● **TASK OBJECTIVE**
Copy everything in the data below exactly except the pictures.

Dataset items
<<<<

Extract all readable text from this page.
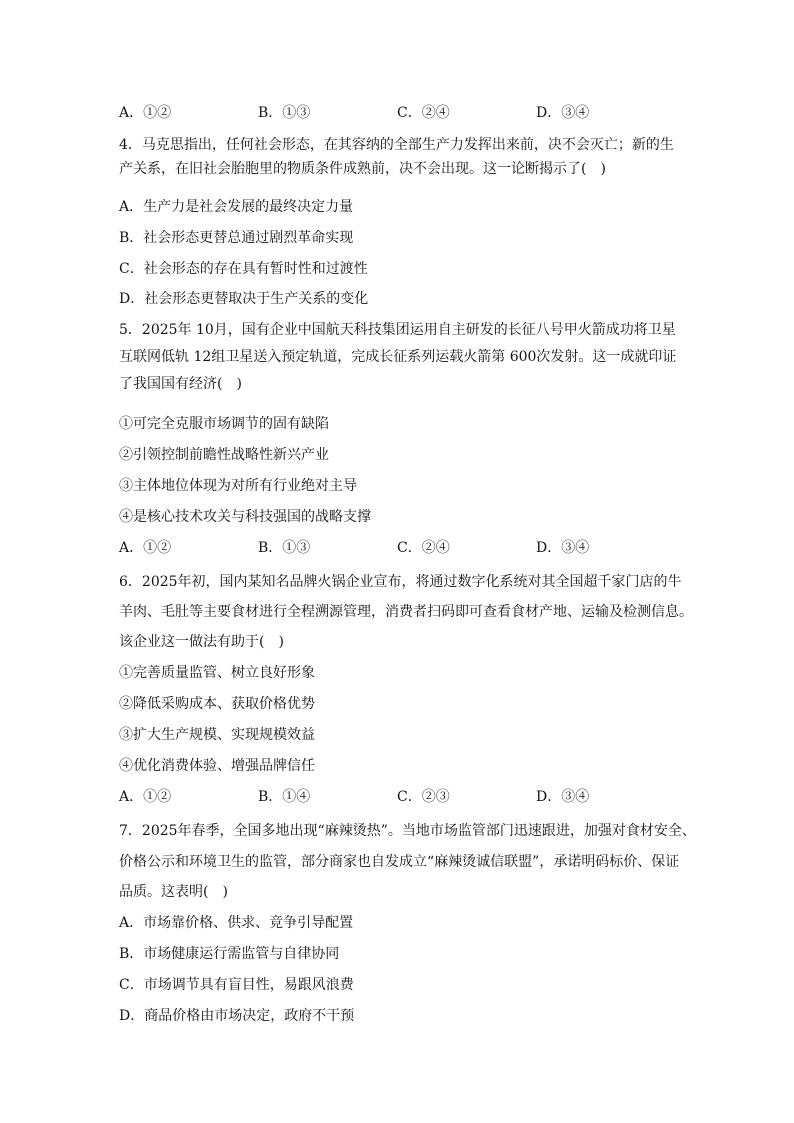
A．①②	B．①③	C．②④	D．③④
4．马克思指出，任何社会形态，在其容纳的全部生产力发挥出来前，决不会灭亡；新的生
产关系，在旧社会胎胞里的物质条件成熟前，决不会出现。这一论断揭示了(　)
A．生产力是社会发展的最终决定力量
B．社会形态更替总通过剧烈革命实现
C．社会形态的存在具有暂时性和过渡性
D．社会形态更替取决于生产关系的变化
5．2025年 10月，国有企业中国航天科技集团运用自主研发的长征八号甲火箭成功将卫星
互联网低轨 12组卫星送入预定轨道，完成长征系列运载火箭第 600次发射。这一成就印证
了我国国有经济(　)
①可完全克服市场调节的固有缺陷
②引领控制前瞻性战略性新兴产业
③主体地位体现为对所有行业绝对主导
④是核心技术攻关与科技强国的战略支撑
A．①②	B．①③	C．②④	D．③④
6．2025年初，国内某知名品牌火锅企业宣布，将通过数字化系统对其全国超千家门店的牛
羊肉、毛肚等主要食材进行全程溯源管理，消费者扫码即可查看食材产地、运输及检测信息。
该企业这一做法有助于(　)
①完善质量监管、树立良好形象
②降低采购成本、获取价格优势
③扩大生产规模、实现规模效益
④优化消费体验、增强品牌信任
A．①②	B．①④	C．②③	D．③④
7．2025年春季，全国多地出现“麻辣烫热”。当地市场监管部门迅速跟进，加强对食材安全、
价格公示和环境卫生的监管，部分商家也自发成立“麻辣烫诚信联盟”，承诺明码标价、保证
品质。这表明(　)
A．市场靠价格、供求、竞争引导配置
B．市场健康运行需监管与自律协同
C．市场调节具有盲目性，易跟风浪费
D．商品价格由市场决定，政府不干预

>>>>

● **OUTPUT BELOW**
Extract all readable text from this page.
A．①②	B．①③	C．②④	D．③④
4．马克思指出，任何社会形态，在其容纳的全部生产力发挥出来前，决不会灭亡；新的生
产关系，在旧社会胎胞里的物质条件成熟前，决不会出现。这一论断揭示了(　)
A．生产力是社会发展的最终决定力量
B．社会形态更替总通过剧烈革命实现
C．社会形态的存在具有暂时性和过渡性
D．社会形态更替取决于生产关系的变化
5．2025年 10月，国有企业中国航天科技集团运用自主研发的长征八号甲火箭成功将卫星
互联网低轨 12组卫星送入预定轨道，完成长征系列运载火箭第 600次发射。这一成就印证
了我国国有经济(　)
①可完全克服市场调节的固有缺陷
②引领控制前瞻性战略性新兴产业
③主体地位体现为对所有行业绝对主导
④是核心技术攻关与科技强国的战略支撑
A．①②	B．①③	C．②④	D．③④
6．2025年初，国内某知名品牌火锅企业宣布，将通过数字化系统对其全国超千家门店的牛
羊肉、毛肚等主要食材进行全程溯源管理，消费者扫码即可查看食材产地、运输及检测信息。
该企业这一做法有助于(　)
①完善质量监管、树立良好形象
②降低采购成本、获取价格优势
③扩大生产规模、实现规模效益
④优化消费体验、增强品牌信任
A．①②	B．①④	C．②③	D．③④
7．2025年春季，全国多地出现“麻辣烫热”。当地市场监管部门迅速跟进，加强对食材安全、
价格公示和环境卫生的监管，部分商家也自发成立“麻辣烫诚信联盟”，承诺明码标价、保证
品质。这表明(　)
A．市场靠价格、供求、竞争引导配置
B．市场健康运行需监管与自律协同
C．市场调节具有盲目性，易跟风浪费
D．商品价格由市场决定，政府不干预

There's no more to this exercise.